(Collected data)
- - - - -
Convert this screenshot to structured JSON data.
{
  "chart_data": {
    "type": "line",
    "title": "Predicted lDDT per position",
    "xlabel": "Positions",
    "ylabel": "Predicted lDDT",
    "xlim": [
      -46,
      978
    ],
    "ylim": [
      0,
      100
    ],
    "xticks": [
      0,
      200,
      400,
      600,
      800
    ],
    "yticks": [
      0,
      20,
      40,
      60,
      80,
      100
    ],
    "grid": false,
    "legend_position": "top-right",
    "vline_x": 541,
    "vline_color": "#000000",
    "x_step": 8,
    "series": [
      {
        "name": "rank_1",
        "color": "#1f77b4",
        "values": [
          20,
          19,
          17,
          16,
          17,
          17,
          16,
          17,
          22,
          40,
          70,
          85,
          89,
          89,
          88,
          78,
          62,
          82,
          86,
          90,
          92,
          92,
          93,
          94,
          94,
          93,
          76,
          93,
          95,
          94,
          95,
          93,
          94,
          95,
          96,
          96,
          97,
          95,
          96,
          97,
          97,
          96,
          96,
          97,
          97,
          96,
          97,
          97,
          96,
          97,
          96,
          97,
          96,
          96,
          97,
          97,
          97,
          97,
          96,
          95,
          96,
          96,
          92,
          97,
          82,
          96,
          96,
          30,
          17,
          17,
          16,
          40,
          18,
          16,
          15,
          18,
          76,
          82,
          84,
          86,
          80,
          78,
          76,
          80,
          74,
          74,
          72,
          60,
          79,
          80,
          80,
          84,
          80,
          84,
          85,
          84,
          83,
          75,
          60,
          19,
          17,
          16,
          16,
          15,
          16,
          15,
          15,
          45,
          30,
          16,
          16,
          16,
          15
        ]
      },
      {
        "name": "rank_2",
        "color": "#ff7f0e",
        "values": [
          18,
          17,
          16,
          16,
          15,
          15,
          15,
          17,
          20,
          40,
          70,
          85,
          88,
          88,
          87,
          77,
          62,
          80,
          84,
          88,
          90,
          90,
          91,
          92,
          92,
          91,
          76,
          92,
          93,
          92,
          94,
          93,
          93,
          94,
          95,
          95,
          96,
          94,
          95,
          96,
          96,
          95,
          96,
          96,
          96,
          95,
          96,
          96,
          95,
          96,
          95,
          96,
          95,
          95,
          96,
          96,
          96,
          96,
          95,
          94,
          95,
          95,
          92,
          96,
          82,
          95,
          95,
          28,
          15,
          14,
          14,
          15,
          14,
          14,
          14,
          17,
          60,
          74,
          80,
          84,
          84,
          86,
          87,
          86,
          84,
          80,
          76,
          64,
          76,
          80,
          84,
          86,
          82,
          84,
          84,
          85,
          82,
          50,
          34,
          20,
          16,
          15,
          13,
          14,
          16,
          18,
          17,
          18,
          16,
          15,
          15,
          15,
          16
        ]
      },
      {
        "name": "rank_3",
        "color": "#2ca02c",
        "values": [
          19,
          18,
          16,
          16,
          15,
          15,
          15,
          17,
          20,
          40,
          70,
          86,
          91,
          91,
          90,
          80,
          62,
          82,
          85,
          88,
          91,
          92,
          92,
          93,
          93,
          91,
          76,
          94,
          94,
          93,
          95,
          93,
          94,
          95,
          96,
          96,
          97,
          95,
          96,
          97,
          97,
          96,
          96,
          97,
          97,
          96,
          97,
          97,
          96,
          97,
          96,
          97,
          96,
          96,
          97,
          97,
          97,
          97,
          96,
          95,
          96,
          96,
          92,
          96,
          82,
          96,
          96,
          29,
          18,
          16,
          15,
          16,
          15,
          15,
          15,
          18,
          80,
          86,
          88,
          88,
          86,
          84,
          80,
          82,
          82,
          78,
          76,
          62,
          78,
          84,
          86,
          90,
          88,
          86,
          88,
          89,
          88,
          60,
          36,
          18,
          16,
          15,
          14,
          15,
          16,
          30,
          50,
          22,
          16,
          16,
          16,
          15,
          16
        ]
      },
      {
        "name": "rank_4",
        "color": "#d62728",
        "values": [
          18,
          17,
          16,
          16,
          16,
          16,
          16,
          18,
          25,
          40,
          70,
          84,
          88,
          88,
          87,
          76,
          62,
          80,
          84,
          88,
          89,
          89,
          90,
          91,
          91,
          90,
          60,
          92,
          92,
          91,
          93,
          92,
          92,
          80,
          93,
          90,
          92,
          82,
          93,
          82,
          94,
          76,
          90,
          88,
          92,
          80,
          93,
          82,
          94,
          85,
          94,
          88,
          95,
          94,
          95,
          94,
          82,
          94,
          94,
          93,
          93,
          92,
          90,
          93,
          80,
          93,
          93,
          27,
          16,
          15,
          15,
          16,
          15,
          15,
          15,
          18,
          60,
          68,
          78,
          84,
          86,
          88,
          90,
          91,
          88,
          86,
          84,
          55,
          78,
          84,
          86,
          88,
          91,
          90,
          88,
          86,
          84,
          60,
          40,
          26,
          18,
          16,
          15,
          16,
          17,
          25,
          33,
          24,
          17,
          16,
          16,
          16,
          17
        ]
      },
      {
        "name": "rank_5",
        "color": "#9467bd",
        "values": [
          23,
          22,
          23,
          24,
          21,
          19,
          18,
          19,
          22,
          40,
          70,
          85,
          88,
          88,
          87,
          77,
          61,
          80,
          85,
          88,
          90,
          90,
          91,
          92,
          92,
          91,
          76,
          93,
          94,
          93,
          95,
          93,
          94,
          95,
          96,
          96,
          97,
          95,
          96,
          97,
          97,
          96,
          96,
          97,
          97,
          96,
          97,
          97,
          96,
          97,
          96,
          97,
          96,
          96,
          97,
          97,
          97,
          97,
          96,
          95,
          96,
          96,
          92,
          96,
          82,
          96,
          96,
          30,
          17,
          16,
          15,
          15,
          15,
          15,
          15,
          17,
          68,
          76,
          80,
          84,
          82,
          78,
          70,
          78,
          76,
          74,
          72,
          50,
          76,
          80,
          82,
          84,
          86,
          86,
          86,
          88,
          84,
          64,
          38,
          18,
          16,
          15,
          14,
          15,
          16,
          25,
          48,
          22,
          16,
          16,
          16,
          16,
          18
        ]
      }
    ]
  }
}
- - - - -
◆ **REQUEST**
The records above must be output exactly, in full.

◆ **TASK RESULT**
Convert this screenshot to structured JSON data.
{
  "chart_data": {
    "type": "line",
    "title": "Predicted lDDT per position",
    "xlabel": "Positions",
    "ylabel": "Predicted lDDT",
    "xlim": [
      -46,
      978
    ],
    "ylim": [
      0,
      100
    ],
    "xticks": [
      0,
      200,
      400,
      600,
      800
    ],
    "yticks": [
      0,
      20,
      40,
      60,
      80,
      100
    ],
    "grid": false,
    "legend_position": "top-right",
    "vline_x": 541,
    "vline_color": "#000000",
    "x_step": 8,
    "series": [
      {
        "name": "rank_1",
        "color": "#1f77b4",
        "values": [
          20,
          19,
          17,
          16,
          17,
          17,
          16,
          17,
          22,
          40,
          70,
          85,
          89,
          89,
          88,
          78,
          62,
          82,
          86,
          90,
          92,
          92,
          93,
          94,
          94,
          93,
          76,
          93,
          95,
          94,
          95,
          93,
          94,
          95,
          96,
          96,
          97,
          95,
          96,
          97,
          97,
          96,
          96,
          97,
          97,
          96,
          97,
          97,
          96,
          97,
          96,
          97,
          96,
          96,
          97,
          97,
          97,
          97,
          96,
          95,
          96,
          96,
          92,
          97,
          82,
          96,
          96,
          30,
          17,
          17,
          16,
          40,
          18,
          16,
          15,
          18,
          76,
          82,
          84,
          86,
          80,
          78,
          76,
          80,
          74,
          74,
          72,
          60,
          79,
          80,
          80,
          84,
          80,
          84,
          85,
          84,
          83,
          75,
          60,
          19,
          17,
          16,
          16,
          15,
          16,
          15,
          15,
          45,
          30,
          16,
          16,
          16,
          15
        ]
      },
      {
        "name": "rank_2",
        "color": "#ff7f0e",
        "values": [
          18,
          17,
          16,
          16,
          15,
          15,
          15,
          17,
          20,
          40,
          70,
          85,
          88,
          88,
          87,
          77,
          62,
          80,
          84,
          88,
          90,
          90,
          91,
          92,
          92,
          91,
          76,
          92,
          93,
          92,
          94,
          93,
          93,
          94,
          95,
          95,
          96,
          94,
          95,
          96,
          96,
          95,
          96,
          96,
          96,
          95,
          96,
          96,
          95,
          96,
          95,
          96,
          95,
          95,
          96,
          96,
          96,
          96,
          95,
          94,
          95,
          95,
          92,
          96,
          82,
          95,
          95,
          28,
          15,
          14,
          14,
          15,
          14,
          14,
          14,
          17,
          60,
          74,
          80,
          84,
          84,
          86,
          87,
          86,
          84,
          80,
          76,
          64,
          76,
          80,
          84,
          86,
          82,
          84,
          84,
          85,
          82,
          50,
          34,
          20,
          16,
          15,
          13,
          14,
          16,
          18,
          17,
          18,
          16,
          15,
          15,
          15,
          16
        ]
      },
      {
        "name": "rank_3",
        "color": "#2ca02c",
        "values": [
          19,
          18,
          16,
          16,
          15,
          15,
          15,
          17,
          20,
          40,
          70,
          86,
          91,
          91,
          90,
          80,
          62,
          82,
          85,
          88,
          91,
          92,
          92,
          93,
          93,
          91,
          76,
          94,
          94,
          93,
          95,
          93,
          94,
          95,
          96,
          96,
          97,
          95,
          96,
          97,
          97,
          96,
          96,
          97,
          97,
          96,
          97,
          97,
          96,
          97,
          96,
          97,
          96,
          96,
          97,
          97,
          97,
          97,
          96,
          95,
          96,
          96,
          92,
          96,
          82,
          96,
          96,
          29,
          18,
          16,
          15,
          16,
          15,
          15,
          15,
          18,
          80,
          86,
          88,
          88,
          86,
          84,
          80,
          82,
          82,
          78,
          76,
          62,
          78,
          84,
          86,
          90,
          88,
          86,
          88,
          89,
          88,
          60,
          36,
          18,
          16,
          15,
          14,
          15,
          16,
          30,
          50,
          22,
          16,
          16,
          16,
          15,
          16
        ]
      },
      {
        "name": "rank_4",
        "color": "#d62728",
        "values": [
          18,
          17,
          16,
          16,
          16,
          16,
          16,
          18,
          25,
          40,
          70,
          84,
          88,
          88,
          87,
          76,
          62,
          80,
          84,
          88,
          89,
          89,
          90,
          91,
          91,
          90,
          60,
          92,
          92,
          91,
          93,
          92,
          92,
          80,
          93,
          90,
          92,
          82,
          93,
          82,
          94,
          76,
          90,
          88,
          92,
          80,
          93,
          82,
          94,
          85,
          94,
          88,
          95,
          94,
          95,
          94,
          82,
          94,
          94,
          93,
          93,
          92,
          90,
          93,
          80,
          93,
          93,
          27,
          16,
          15,
          15,
          16,
          15,
          15,
          15,
          18,
          60,
          68,
          78,
          84,
          86,
          88,
          90,
          91,
          88,
          86,
          84,
          55,
          78,
          84,
          86,
          88,
          91,
          90,
          88,
          86,
          84,
          60,
          40,
          26,
          18,
          16,
          15,
          16,
          17,
          25,
          33,
          24,
          17,
          16,
          16,
          16,
          17
        ]
      },
      {
        "name": "rank_5",
        "color": "#9467bd",
        "values": [
          23,
          22,
          23,
          24,
          21,
          19,
          18,
          19,
          22,
          40,
          70,
          85,
          88,
          88,
          87,
          77,
          61,
          80,
          85,
          88,
          90,
          90,
          91,
          92,
          92,
          91,
          76,
          93,
          94,
          93,
          95,
          93,
          94,
          95,
          96,
          96,
          97,
          95,
          96,
          97,
          97,
          96,
          96,
          97,
          97,
          96,
          97,
          97,
          96,
          97,
          96,
          97,
          96,
          96,
          97,
          97,
          97,
          97,
          96,
          95,
          96,
          96,
          92,
          96,
          82,
          96,
          96,
          30,
          17,
          16,
          15,
          15,
          15,
          15,
          15,
          17,
          68,
          76,
          80,
          84,
          82,
          78,
          70,
          78,
          76,
          74,
          72,
          50,
          76,
          80,
          82,
          84,
          86,
          86,
          86,
          88,
          84,
          64,
          38,
          18,
          16,
          15,
          14,
          15,
          16,
          25,
          48,
          22,
          16,
          16,
          16,
          16,
          18
        ]
      }
    ]
  }
}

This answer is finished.